_Data provided_
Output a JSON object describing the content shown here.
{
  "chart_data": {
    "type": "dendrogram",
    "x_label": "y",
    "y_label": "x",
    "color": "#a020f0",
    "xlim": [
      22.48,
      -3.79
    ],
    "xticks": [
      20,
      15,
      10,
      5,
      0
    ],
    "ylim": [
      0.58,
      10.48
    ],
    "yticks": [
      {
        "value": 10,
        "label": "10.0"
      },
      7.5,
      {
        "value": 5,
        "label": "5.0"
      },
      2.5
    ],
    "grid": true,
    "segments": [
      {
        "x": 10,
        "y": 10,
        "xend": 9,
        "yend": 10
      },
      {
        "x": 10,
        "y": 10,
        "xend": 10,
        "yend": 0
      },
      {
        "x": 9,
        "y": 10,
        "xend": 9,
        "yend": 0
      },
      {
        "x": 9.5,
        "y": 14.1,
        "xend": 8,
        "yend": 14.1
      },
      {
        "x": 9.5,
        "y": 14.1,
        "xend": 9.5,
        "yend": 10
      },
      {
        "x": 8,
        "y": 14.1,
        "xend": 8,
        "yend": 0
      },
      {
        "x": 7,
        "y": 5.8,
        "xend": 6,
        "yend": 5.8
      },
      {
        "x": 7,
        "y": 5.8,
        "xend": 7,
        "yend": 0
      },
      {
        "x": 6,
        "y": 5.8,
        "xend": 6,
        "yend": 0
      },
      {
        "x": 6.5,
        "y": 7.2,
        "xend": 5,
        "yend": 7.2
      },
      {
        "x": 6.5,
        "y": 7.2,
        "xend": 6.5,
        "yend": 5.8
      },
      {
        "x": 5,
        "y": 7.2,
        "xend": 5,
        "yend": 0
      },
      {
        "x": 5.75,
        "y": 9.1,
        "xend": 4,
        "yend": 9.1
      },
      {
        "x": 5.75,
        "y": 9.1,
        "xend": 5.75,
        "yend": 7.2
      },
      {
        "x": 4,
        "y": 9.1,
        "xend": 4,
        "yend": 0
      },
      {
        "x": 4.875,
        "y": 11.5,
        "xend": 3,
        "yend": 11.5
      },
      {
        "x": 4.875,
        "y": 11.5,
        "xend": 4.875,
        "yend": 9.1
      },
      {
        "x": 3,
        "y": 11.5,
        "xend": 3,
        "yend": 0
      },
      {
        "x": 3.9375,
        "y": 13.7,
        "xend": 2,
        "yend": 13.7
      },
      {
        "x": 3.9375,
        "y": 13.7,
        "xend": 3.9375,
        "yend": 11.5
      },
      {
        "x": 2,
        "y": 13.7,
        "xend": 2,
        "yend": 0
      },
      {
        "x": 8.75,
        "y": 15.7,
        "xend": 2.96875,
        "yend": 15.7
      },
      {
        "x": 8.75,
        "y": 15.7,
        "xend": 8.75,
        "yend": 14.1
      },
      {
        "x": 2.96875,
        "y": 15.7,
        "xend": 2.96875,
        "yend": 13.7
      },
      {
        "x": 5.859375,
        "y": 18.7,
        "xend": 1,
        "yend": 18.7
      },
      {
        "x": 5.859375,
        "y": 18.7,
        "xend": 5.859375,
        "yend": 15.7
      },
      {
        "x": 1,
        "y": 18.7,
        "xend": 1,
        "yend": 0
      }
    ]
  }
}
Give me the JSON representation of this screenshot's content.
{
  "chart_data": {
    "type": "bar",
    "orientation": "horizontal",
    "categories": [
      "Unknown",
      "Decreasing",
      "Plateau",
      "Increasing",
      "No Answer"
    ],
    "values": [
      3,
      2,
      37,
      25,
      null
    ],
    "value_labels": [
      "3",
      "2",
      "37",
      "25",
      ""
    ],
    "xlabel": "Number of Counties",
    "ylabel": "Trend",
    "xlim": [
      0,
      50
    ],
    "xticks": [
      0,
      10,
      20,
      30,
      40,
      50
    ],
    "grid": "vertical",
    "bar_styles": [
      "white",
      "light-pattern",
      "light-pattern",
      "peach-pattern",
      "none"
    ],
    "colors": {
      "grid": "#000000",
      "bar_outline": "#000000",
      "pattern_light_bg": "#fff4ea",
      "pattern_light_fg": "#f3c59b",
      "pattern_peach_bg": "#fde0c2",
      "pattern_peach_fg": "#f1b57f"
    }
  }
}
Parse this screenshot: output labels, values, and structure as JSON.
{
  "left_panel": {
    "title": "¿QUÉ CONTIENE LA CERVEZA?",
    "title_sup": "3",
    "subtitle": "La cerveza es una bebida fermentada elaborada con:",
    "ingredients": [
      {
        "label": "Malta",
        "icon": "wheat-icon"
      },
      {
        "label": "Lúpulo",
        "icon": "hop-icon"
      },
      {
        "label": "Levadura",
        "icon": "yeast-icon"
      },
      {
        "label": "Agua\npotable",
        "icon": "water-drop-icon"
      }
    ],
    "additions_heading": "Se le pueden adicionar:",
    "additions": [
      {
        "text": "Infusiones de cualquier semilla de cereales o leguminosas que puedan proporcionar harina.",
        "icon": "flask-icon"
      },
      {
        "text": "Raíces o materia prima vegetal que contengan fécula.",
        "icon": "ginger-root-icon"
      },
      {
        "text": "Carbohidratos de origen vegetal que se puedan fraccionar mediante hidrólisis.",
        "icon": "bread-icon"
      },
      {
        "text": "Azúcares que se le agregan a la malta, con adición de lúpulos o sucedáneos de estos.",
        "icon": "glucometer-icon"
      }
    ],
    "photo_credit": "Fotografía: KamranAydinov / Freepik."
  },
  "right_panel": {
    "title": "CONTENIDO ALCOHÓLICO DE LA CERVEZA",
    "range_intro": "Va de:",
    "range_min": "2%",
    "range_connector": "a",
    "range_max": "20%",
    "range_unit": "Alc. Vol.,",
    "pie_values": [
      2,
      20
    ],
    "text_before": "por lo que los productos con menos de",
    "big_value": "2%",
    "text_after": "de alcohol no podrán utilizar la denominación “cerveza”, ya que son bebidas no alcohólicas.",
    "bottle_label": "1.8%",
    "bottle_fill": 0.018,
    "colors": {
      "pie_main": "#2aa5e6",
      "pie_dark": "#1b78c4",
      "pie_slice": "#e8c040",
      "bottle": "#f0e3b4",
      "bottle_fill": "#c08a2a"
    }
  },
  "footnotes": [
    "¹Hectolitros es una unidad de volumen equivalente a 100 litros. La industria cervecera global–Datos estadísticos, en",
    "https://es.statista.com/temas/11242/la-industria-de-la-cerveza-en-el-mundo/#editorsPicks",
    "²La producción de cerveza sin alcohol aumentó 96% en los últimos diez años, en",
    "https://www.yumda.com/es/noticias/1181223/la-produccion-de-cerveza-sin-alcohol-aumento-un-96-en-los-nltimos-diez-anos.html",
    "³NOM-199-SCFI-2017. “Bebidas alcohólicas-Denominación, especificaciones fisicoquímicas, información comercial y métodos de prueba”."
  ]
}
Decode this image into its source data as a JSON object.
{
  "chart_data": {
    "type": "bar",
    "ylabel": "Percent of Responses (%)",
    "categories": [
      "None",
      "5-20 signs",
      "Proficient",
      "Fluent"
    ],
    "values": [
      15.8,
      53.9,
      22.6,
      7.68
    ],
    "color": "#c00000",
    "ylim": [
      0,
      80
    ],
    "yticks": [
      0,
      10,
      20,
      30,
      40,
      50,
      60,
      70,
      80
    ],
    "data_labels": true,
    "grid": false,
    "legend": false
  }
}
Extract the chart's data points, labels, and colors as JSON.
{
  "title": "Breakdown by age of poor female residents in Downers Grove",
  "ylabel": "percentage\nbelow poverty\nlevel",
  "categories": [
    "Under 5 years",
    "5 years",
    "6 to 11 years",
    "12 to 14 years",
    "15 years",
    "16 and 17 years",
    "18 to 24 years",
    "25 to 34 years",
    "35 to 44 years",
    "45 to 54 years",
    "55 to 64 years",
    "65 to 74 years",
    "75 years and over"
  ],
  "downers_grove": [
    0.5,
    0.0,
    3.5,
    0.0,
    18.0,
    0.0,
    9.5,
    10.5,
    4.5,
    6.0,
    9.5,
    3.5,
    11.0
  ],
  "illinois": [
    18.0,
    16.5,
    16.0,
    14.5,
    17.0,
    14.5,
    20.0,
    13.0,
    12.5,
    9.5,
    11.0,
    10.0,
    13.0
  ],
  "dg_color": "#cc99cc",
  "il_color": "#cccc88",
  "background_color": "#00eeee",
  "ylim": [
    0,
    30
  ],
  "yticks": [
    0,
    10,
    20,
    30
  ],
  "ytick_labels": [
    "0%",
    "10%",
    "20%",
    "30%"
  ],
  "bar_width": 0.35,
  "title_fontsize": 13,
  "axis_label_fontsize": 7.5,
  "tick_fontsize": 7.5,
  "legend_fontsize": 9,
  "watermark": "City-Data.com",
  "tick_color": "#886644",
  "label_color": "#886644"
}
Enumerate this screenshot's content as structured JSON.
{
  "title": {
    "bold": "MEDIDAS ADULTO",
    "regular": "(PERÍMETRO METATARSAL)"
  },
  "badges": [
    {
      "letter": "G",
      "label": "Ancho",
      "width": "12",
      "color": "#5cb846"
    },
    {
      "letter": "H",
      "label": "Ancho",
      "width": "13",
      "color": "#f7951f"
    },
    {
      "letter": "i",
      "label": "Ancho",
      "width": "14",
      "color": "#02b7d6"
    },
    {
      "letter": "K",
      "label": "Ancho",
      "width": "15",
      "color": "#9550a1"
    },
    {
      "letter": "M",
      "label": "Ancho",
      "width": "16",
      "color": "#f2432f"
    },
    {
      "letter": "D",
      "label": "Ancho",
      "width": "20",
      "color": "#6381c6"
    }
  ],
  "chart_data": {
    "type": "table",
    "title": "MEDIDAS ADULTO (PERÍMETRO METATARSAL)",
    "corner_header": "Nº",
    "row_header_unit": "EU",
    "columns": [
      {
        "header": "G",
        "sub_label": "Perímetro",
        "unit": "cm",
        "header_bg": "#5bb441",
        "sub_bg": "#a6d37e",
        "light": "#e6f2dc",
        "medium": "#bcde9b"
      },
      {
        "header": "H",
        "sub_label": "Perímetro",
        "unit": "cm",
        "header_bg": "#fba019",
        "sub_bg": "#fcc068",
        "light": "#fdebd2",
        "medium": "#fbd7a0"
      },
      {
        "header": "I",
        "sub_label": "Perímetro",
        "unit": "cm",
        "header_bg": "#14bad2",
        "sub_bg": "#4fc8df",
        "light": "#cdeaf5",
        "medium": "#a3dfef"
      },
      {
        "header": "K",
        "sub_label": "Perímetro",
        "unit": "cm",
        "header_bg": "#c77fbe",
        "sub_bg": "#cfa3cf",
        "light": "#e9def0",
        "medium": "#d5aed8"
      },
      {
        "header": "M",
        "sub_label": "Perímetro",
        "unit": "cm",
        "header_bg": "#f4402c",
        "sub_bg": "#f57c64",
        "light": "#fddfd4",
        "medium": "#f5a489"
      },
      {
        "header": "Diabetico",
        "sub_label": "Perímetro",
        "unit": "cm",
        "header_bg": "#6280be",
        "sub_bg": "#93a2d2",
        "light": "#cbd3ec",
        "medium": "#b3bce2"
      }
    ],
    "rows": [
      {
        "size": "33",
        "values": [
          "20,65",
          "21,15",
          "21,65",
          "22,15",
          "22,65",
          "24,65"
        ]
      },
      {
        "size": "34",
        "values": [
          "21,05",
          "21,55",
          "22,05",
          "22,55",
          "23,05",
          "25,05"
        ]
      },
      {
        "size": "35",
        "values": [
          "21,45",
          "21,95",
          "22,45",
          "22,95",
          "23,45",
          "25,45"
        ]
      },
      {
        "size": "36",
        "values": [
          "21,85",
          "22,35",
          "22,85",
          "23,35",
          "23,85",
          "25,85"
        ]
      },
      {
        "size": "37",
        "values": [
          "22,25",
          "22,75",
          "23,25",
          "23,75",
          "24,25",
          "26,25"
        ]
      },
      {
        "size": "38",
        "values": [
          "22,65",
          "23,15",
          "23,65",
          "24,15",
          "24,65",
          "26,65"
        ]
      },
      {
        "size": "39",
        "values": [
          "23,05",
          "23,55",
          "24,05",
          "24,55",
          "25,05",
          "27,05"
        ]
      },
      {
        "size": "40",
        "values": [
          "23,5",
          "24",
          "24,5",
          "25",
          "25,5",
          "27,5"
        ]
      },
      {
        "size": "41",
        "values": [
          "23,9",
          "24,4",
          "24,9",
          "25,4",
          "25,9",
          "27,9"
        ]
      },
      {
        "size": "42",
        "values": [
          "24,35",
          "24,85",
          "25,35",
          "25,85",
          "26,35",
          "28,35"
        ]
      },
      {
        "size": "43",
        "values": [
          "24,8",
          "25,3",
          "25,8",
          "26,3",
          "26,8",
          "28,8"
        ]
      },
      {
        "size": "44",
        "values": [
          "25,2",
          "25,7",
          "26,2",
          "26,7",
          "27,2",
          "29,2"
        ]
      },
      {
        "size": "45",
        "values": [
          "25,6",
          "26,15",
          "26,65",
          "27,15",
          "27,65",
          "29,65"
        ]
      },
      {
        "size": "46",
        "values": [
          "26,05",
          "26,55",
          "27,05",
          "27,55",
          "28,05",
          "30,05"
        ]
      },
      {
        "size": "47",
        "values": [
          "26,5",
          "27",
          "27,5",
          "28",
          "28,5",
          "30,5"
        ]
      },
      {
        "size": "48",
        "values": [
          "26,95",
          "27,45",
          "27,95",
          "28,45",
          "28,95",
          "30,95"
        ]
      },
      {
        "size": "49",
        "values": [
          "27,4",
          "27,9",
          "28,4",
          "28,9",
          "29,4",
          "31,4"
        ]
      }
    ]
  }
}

_What you will do_
Go over the data above and copy every line that has the word "puedan" in it.

_The solution_
        "text": "Infusiones de cualquier semilla de cereales o leguminosas que puedan proporcionar harina.",
        "text": "Carbohidratos de origen vegetal que se puedan fraccionar mediante hidrólisis.",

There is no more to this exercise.